*Set task*
Every record below should be written out exactly; pictures stay out.

*Stored rows*
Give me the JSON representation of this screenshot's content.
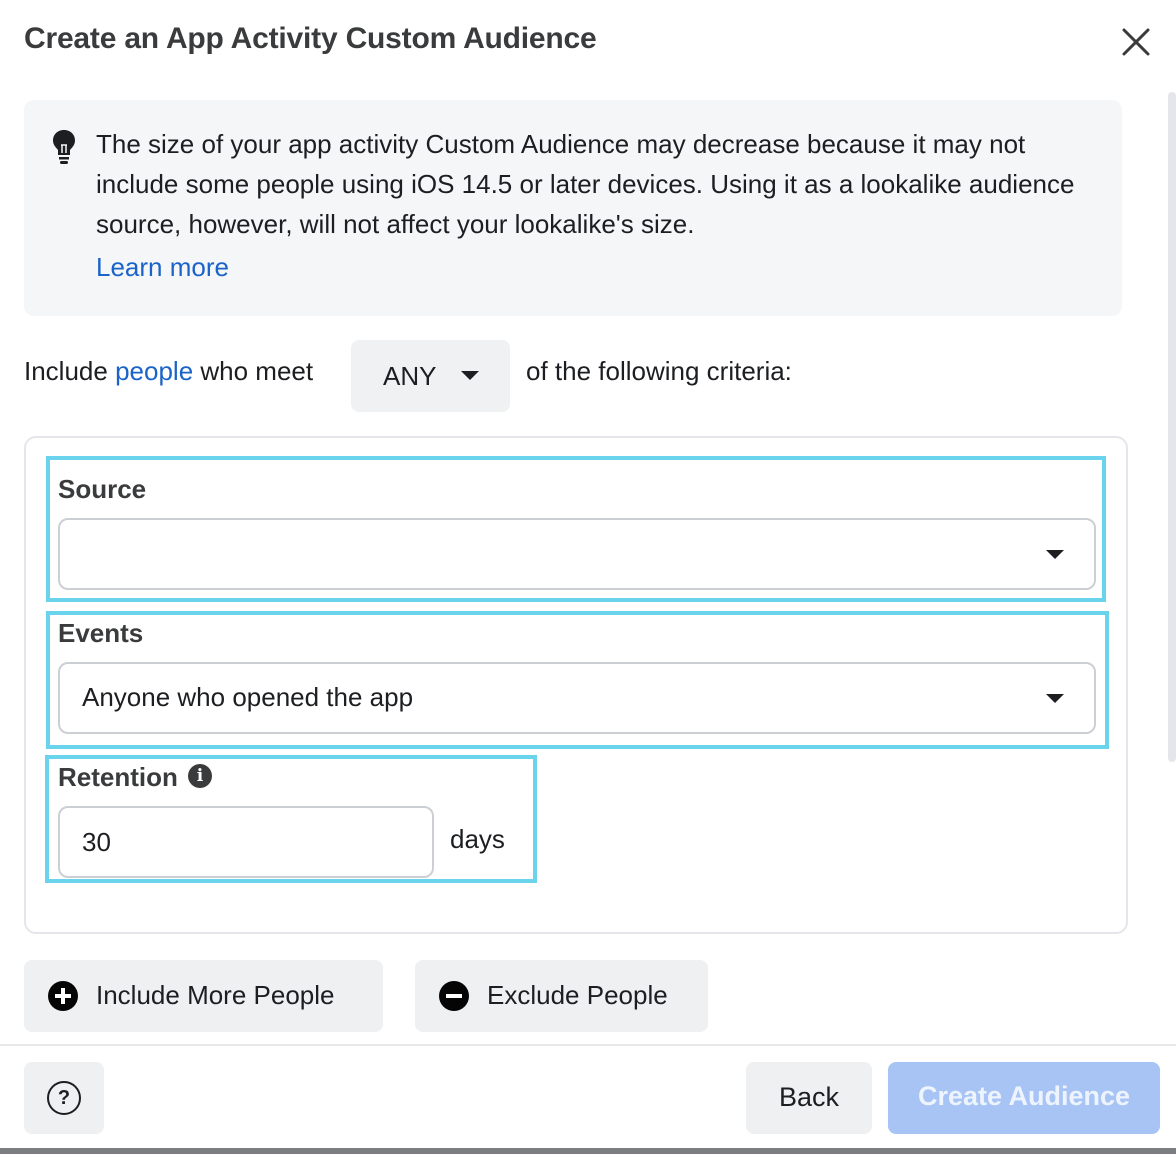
{
  "dialog": {
    "title": "Create an App Activity Custom Audience",
    "close_icon": "close-icon"
  },
  "notice": {
    "icon": "lightbulb-icon",
    "text": "The size of your app activity Custom Audience may decrease because it may not include some people using iOS 14.5 or later devices. Using it as a lookalike audience source, however, will not affect your lookalike's size.",
    "link": "Learn more"
  },
  "criteria": {
    "prefix": "Include ",
    "link": "people",
    "middle": " who meet",
    "match_value": "ANY",
    "suffix": "of the following criteria:"
  },
  "rule": {
    "source": {
      "label": "Source",
      "value": ""
    },
    "events": {
      "label": "Events",
      "value": "Anyone who opened the app"
    },
    "retention": {
      "label": "Retention",
      "value": "30",
      "unit": "days",
      "info_icon": "info-icon"
    }
  },
  "actions": {
    "include_more": "Include More People",
    "exclude": "Exclude People"
  },
  "footer": {
    "help_icon": "question-circle-icon",
    "back": "Back",
    "create": "Create Audience"
  },
  "colors": {
    "highlight": "#6ad4ed",
    "link": "#1a63c9",
    "create_disabled": "#a7c4f5"
  }
}
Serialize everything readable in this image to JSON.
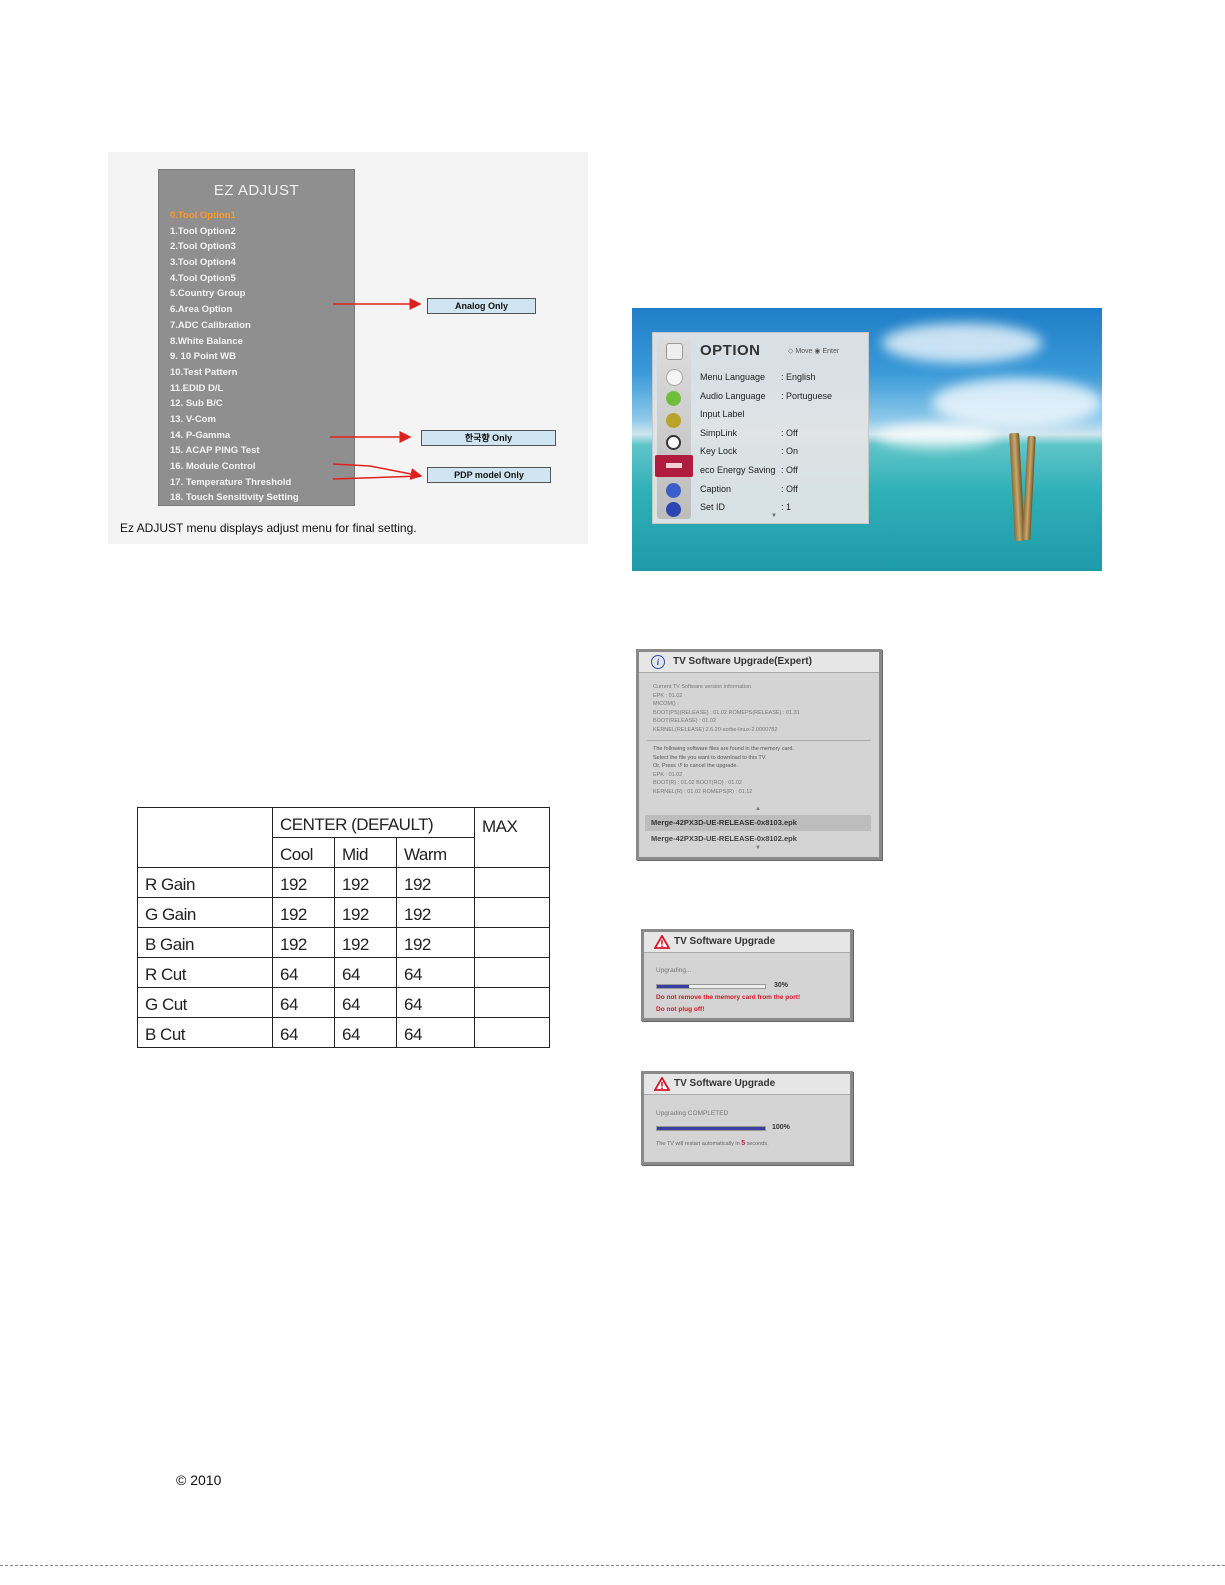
{
  "ez_adjust": {
    "title": "EZ ADJUST",
    "items": [
      "0.Tool Option1",
      "1.Tool Option2",
      "2.Tool Option3",
      "3.Tool Option4",
      "4.Tool Option5",
      "5.Country Group",
      "6.Area Option",
      "7.ADC Calibration",
      "8.White Balance",
      "9. 10 Point WB",
      "10.Test Pattern",
      "11.EDID D/L",
      "12. Sub B/C",
      "13. V-Com",
      "14. P-Gamma",
      "15. ACAP PING Test",
      "16. Module Control",
      "17. Temperature Threshold",
      "18. Touch Sensitivity Setting"
    ],
    "callouts": [
      "Analog Only",
      "한국향 Only",
      "PDP model Only"
    ],
    "caption": "Ez ADJUST menu displays adjust menu for final setting.",
    "colors": {
      "menu_bg": "#8f8f8f",
      "selected_item": "#ff9a1f",
      "arrow": "#e0201c"
    }
  },
  "white_balance_table": {
    "group_header": "CENTER (DEFAULT)",
    "max_header": "MAX",
    "sub_headers": [
      "Cool",
      "Mid",
      "Warm"
    ],
    "rows": [
      {
        "label": "R Gain",
        "cool": "192",
        "mid": "192",
        "warm": "192",
        "max": ""
      },
      {
        "label": "G Gain",
        "cool": "192",
        "mid": "192",
        "warm": "192",
        "max": ""
      },
      {
        "label": "B Gain",
        "cool": "192",
        "mid": "192",
        "warm": "192",
        "max": ""
      },
      {
        "label": "R Cut",
        "cool": "64",
        "mid": "64",
        "warm": "64",
        "max": ""
      },
      {
        "label": "G Cut",
        "cool": "64",
        "mid": "64",
        "warm": "64",
        "max": ""
      },
      {
        "label": "B Cut",
        "cool": "64",
        "mid": "64",
        "warm": "64",
        "max": ""
      }
    ]
  },
  "option_menu": {
    "title": "OPTION",
    "hint": "◇ Move  ◉ Enter",
    "items": [
      {
        "label": "Menu Language",
        "value": ": English"
      },
      {
        "label": "Audio Language",
        "value": ": Portuguese"
      },
      {
        "label": "Input Label",
        "value": ""
      },
      {
        "label": "SimpLink",
        "value": ": Off"
      },
      {
        "label": "Key Lock",
        "value": ": On"
      },
      {
        "label": "eco Energy Saving",
        "value": ": Off"
      },
      {
        "label": "Caption",
        "value": ": Off"
      },
      {
        "label": "Set ID",
        "value": ": 1"
      }
    ]
  },
  "upgrade_expert": {
    "title": "TV Software Upgrade(Expert)",
    "info_lines": [
      "Current TV Software version information",
      "EPK : 01.02",
      "MICOM() :",
      "BOOT(PS)(RELEASE) : 01.02    ROMEPS(RELEASE) : 01.31",
      "BOOT(RELEASE) : 01.02",
      "KERNEL(RELEASE) 2.6.20-sorbe-linux-2.0000782"
    ],
    "notice_lines": [
      "The following software files are found in the memory card.",
      "Select the file you want to download to this TV.",
      "Or, Press ↺ to cancel the upgrade.",
      "EPK : 01.02",
      "BOOT(R) : 01.02 BOOT(RO) : 01.02",
      "KERNEL(R) : 01.02 ROMEPS(R) : 01.12"
    ],
    "files": [
      "Merge-42PX3D-UE-RELEASE-0x8103.epk",
      "Merge-42PX3D-UE-RELEASE-0x8102.epk"
    ]
  },
  "upgrade_progress": {
    "title": "TV Software Upgrade",
    "status": "Upgrading...",
    "percent_label": "30%",
    "progress": 0.3,
    "warning1": "Do not remove the memory card from the port!",
    "warning2": "Do not plug off!"
  },
  "upgrade_done": {
    "title": "TV Software Upgrade",
    "status": "Upgrading COMPLETED",
    "percent_label": "100%",
    "progress": 1.0,
    "restart_prefix": "The TV will restart automatically in ",
    "restart_seconds": "5",
    "restart_suffix": " seconds."
  },
  "copyright": "© 2010"
}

*Expected answer*
Give me the JSON representation of this screenshot's content.
{
  "dialog": {
    "title": "Create an App Activity Custom Audience",
    "close_icon": "close-icon"
  },
  "notice": {
    "icon": "lightbulb-icon",
    "text": "The size of your app activity Custom Audience may decrease because it may not include some people using iOS 14.5 or later devices. Using it as a lookalike audience source, however, will not affect your lookalike's size.",
    "link": "Learn more"
  },
  "criteria": {
    "prefix": "Include ",
    "link": "people",
    "middle": " who meet",
    "match_value": "ANY",
    "suffix": "of the following criteria:"
  },
  "rule": {
    "source": {
      "label": "Source",
      "value": ""
    },
    "events": {
      "label": "Events",
      "value": "Anyone who opened the app"
    },
    "retention": {
      "label": "Retention",
      "value": "30",
      "unit": "days",
      "info_icon": "info-icon"
    }
  },
  "actions": {
    "include_more": "Include More People",
    "exclude": "Exclude People"
  },
  "footer": {
    "help_icon": "question-circle-icon",
    "back": "Back",
    "create": "Create Audience"
  },
  "colors": {
    "highlight": "#6ad4ed",
    "link": "#1a63c9",
    "create_disabled": "#a7c4f5"
  }
}
Serialize everything readable in this image to JSON.
{
  "ez_adjust": {
    "title": "EZ ADJUST",
    "items": [
      "0.Tool Option1",
      "1.Tool Option2",
      "2.Tool Option3",
      "3.Tool Option4",
      "4.Tool Option5",
      "5.Country Group",
      "6.Area Option",
      "7.ADC Calibration",
      "8.White Balance",
      "9. 10 Point WB",
      "10.Test Pattern",
      "11.EDID D/L",
      "12. Sub B/C",
      "13. V-Com",
      "14. P-Gamma",
      "15. ACAP PING Test",
      "16. Module Control",
      "17. Temperature Threshold",
      "18. Touch Sensitivity Setting"
    ],
    "callouts": [
      "Analog Only",
      "한국향 Only",
      "PDP model Only"
    ],
    "caption": "Ez ADJUST menu displays adjust menu for final setting.",
    "colors": {
      "menu_bg": "#8f8f8f",
      "selected_item": "#ff9a1f",
      "arrow": "#e0201c"
    }
  },
  "white_balance_table": {
    "group_header": "CENTER (DEFAULT)",
    "max_header": "MAX",
    "sub_headers": [
      "Cool",
      "Mid",
      "Warm"
    ],
    "rows": [
      {
        "label": "R Gain",
        "cool": "192",
        "mid": "192",
        "warm": "192",
        "max": ""
      },
      {
        "label": "G Gain",
        "cool": "192",
        "mid": "192",
        "warm": "192",
        "max": ""
      },
      {
        "label": "B Gain",
        "cool": "192",
        "mid": "192",
        "warm": "192",
        "max": ""
      },
      {
        "label": "R Cut",
        "cool": "64",
        "mid": "64",
        "warm": "64",
        "max": ""
      },
      {
        "label": "G Cut",
        "cool": "64",
        "mid": "64",
        "warm": "64",
        "max": ""
      },
      {
        "label": "B Cut",
        "cool": "64",
        "mid": "64",
        "warm": "64",
        "max": ""
      }
    ]
  },
  "option_menu": {
    "title": "OPTION",
    "hint": "◇ Move  ◉ Enter",
    "items": [
      {
        "label": "Menu Language",
        "value": ": English"
      },
      {
        "label": "Audio Language",
        "value": ": Portuguese"
      },
      {
        "label": "Input Label",
        "value": ""
      },
      {
        "label": "SimpLink",
        "value": ": Off"
      },
      {
        "label": "Key Lock",
        "value": ": On"
      },
      {
        "label": "eco Energy Saving",
        "value": ": Off"
      },
      {
        "label": "Caption",
        "value": ": Off"
      },
      {
        "label": "Set ID",
        "value": ": 1"
      }
    ]
  },
  "upgrade_expert": {
    "title": "TV Software Upgrade(Expert)",
    "info_lines": [
      "Current TV Software version information",
      "EPK : 01.02",
      "MICOM() :",
      "BOOT(PS)(RELEASE) : 01.02    ROMEPS(RELEASE) : 01.31",
      "BOOT(RELEASE) : 01.02",
      "KERNEL(RELEASE) 2.6.20-sorbe-linux-2.0000782"
    ],
    "notice_lines": [
      "The following software files are found in the memory card.",
      "Select the file you want to download to this TV.",
      "Or, Press ↺ to cancel the upgrade.",
      "EPK : 01.02",
      "BOOT(R) : 01.02 BOOT(RO) : 01.02",
      "KERNEL(R) : 01.02 ROMEPS(R) : 01.12"
    ],
    "files": [
      "Merge-42PX3D-UE-RELEASE-0x8103.epk",
      "Merge-42PX3D-UE-RELEASE-0x8102.epk"
    ]
  },
  "upgrade_progress": {
    "title": "TV Software Upgrade",
    "status": "Upgrading...",
    "percent_label": "30%",
    "progress": 0.3,
    "warning1": "Do not remove the memory card from the port!",
    "warning2": "Do not plug off!"
  },
  "upgrade_done": {
    "title": "TV Software Upgrade",
    "status": "Upgrading COMPLETED",
    "percent_label": "100%",
    "progress": 1.0,
    "restart_prefix": "The TV will restart automatically in ",
    "restart_seconds": "5",
    "restart_suffix": " seconds."
  },
  "copyright": "© 2010"
}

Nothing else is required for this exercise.